◆ **WHAT TO PRODUCE**
Transcribe the lines below verbatim, skipping the images.

◆ **Structured figure records**
┌────────

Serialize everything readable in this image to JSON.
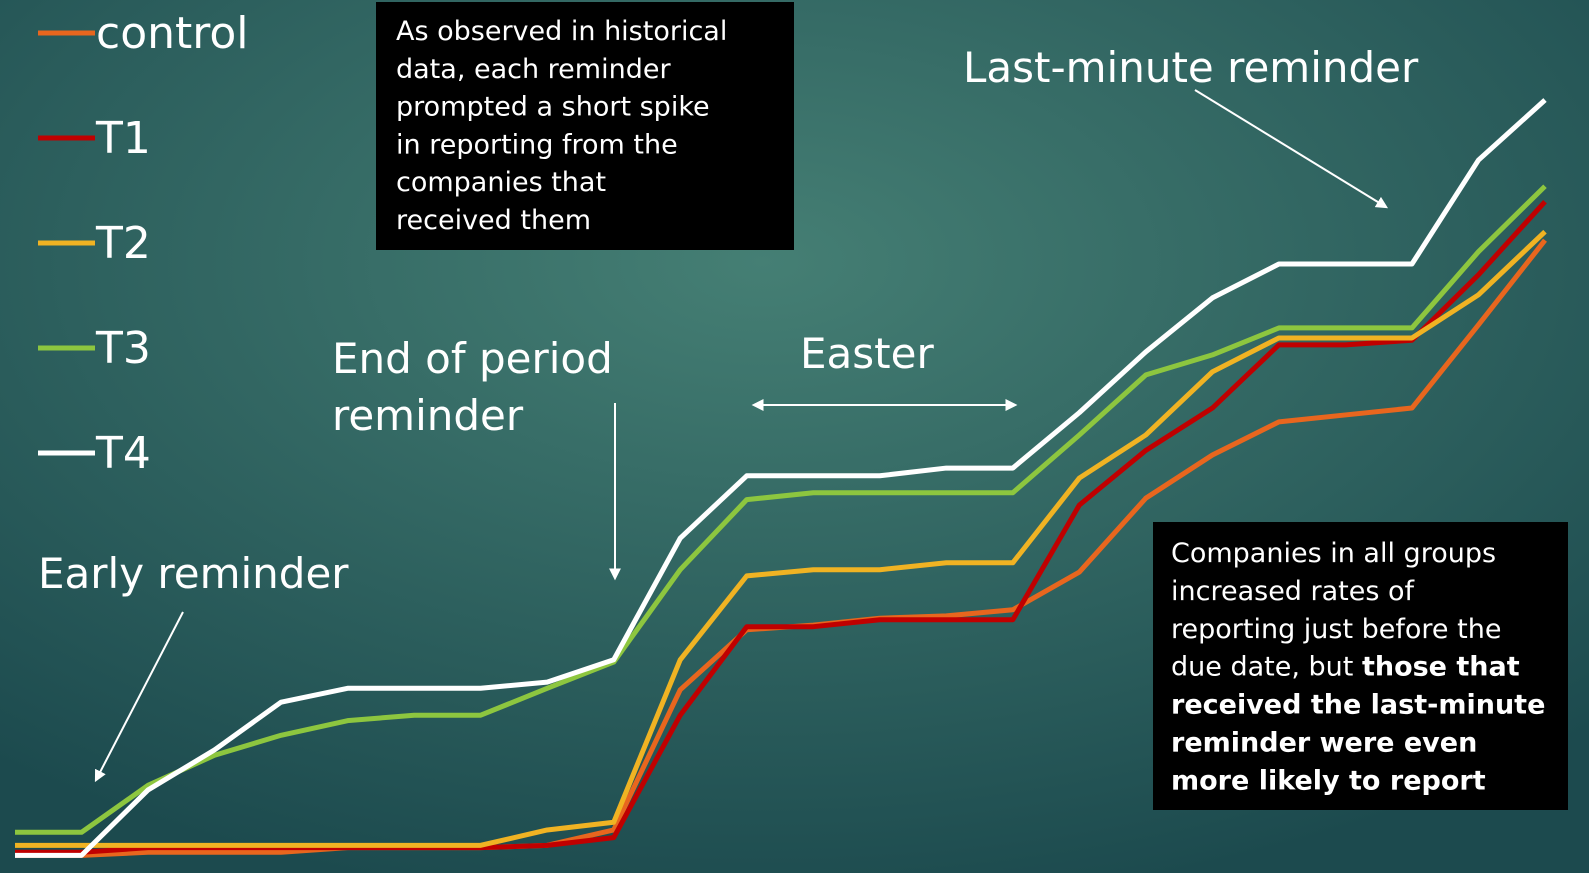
{
  "chart_data": {
    "type": "line",
    "categories": [
      null,
      null,
      null,
      null,
      null,
      null,
      null,
      null,
      null,
      null,
      null,
      null,
      null,
      null,
      null,
      null,
      null,
      null,
      null,
      null,
      null,
      null,
      null,
      null
    ],
    "ylim": [
      0,
      100
    ],
    "series": [
      {
        "name": "control",
        "color": "#e8661e",
        "values": [
          0.6,
          0.6,
          1,
          1,
          1,
          1.6,
          1.6,
          1.6,
          1.9,
          3.9,
          22.1,
          29.9,
          30.5,
          31.4,
          31.7,
          32.5,
          37.4,
          47,
          52.6,
          56.9,
          57.8,
          58.7,
          69.5,
          80.5
        ]
      },
      {
        "name": "T1",
        "color": "#c00000",
        "values": [
          1,
          1,
          1.6,
          1.6,
          1.6,
          1.6,
          1.6,
          1.6,
          1.9,
          2.9,
          18.8,
          30.3,
          30.3,
          31.2,
          31.2,
          31.2,
          46.1,
          53.2,
          58.7,
          66.9,
          66.9,
          67.5,
          76,
          85.5
        ]
      },
      {
        "name": "T2",
        "color": "#f0b323",
        "values": [
          1.9,
          1.9,
          1.9,
          1.9,
          1.9,
          1.9,
          1.9,
          1.9,
          3.9,
          4.9,
          26,
          36.9,
          37.7,
          37.7,
          38.6,
          38.6,
          49.6,
          55.2,
          63.4,
          67.8,
          67.8,
          67.8,
          73.4,
          81.6
        ]
      },
      {
        "name": "T3",
        "color": "#8dc63f",
        "values": [
          3.6,
          3.6,
          9.7,
          13.6,
          16.2,
          18.1,
          18.8,
          18.8,
          22.3,
          25.7,
          37.7,
          46.8,
          47.7,
          47.7,
          47.7,
          47.7,
          55.2,
          63,
          65.6,
          69.1,
          69.1,
          69.1,
          79,
          87.5
        ]
      },
      {
        "name": "T4",
        "color": "#ffffff",
        "values": [
          0.6,
          0.6,
          9.1,
          14.3,
          20.5,
          22.3,
          22.3,
          22.3,
          23.1,
          26,
          41.8,
          49.9,
          49.9,
          49.9,
          50.9,
          50.9,
          58.1,
          66,
          73,
          77.4,
          77.4,
          77.4,
          90.9,
          98.7
        ]
      }
    ],
    "annotations": {
      "early": "Early reminder",
      "end_of_period": [
        "End of period",
        "reminder"
      ],
      "easter": "Easter",
      "last_minute": "Last-minute reminder",
      "note1": [
        "As observed in historical",
        "data, each reminder",
        "prompted a short spike",
        "in reporting from the",
        "companies that",
        "received them"
      ],
      "note2": {
        "lines": [
          "Companies in all groups",
          "increased rates of",
          "reporting just before the",
          "due date, but"
        ],
        "bold_lines": [
          "those that",
          "received the last-minute",
          "reminder were even",
          "more likely to report"
        ]
      }
    }
  }
}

└────────

◆ **WORKED ANSWER**
Serialize everything readable in this image to JSON.
{
  "chart_data": {
    "type": "line",
    "categories": [
      null,
      null,
      null,
      null,
      null,
      null,
      null,
      null,
      null,
      null,
      null,
      null,
      null,
      null,
      null,
      null,
      null,
      null,
      null,
      null,
      null,
      null,
      null,
      null
    ],
    "ylim": [
      0,
      100
    ],
    "series": [
      {
        "name": "control",
        "color": "#e8661e",
        "values": [
          0.6,
          0.6,
          1,
          1,
          1,
          1.6,
          1.6,
          1.6,
          1.9,
          3.9,
          22.1,
          29.9,
          30.5,
          31.4,
          31.7,
          32.5,
          37.4,
          47,
          52.6,
          56.9,
          57.8,
          58.7,
          69.5,
          80.5
        ]
      },
      {
        "name": "T1",
        "color": "#c00000",
        "values": [
          1,
          1,
          1.6,
          1.6,
          1.6,
          1.6,
          1.6,
          1.6,
          1.9,
          2.9,
          18.8,
          30.3,
          30.3,
          31.2,
          31.2,
          31.2,
          46.1,
          53.2,
          58.7,
          66.9,
          66.9,
          67.5,
          76,
          85.5
        ]
      },
      {
        "name": "T2",
        "color": "#f0b323",
        "values": [
          1.9,
          1.9,
          1.9,
          1.9,
          1.9,
          1.9,
          1.9,
          1.9,
          3.9,
          4.9,
          26,
          36.9,
          37.7,
          37.7,
          38.6,
          38.6,
          49.6,
          55.2,
          63.4,
          67.8,
          67.8,
          67.8,
          73.4,
          81.6
        ]
      },
      {
        "name": "T3",
        "color": "#8dc63f",
        "values": [
          3.6,
          3.6,
          9.7,
          13.6,
          16.2,
          18.1,
          18.8,
          18.8,
          22.3,
          25.7,
          37.7,
          46.8,
          47.7,
          47.7,
          47.7,
          47.7,
          55.2,
          63,
          65.6,
          69.1,
          69.1,
          69.1,
          79,
          87.5
        ]
      },
      {
        "name": "T4",
        "color": "#ffffff",
        "values": [
          0.6,
          0.6,
          9.1,
          14.3,
          20.5,
          22.3,
          22.3,
          22.3,
          23.1,
          26,
          41.8,
          49.9,
          49.9,
          49.9,
          50.9,
          50.9,
          58.1,
          66,
          73,
          77.4,
          77.4,
          77.4,
          90.9,
          98.7
        ]
      }
    ],
    "annotations": {
      "early": "Early reminder",
      "end_of_period": [
        "End of period",
        "reminder"
      ],
      "easter": "Easter",
      "last_minute": "Last-minute reminder",
      "note1": [
        "As observed in historical",
        "data, each reminder",
        "prompted a short spike",
        "in reporting from the",
        "companies that",
        "received them"
      ],
      "note2": {
        "lines": [
          "Companies in all groups",
          "increased rates of",
          "reporting just before the",
          "due date, but"
        ],
        "bold_lines": [
          "those that",
          "received the last-minute",
          "reminder were even",
          "more likely to report"
        ]
      }
    }
  }
}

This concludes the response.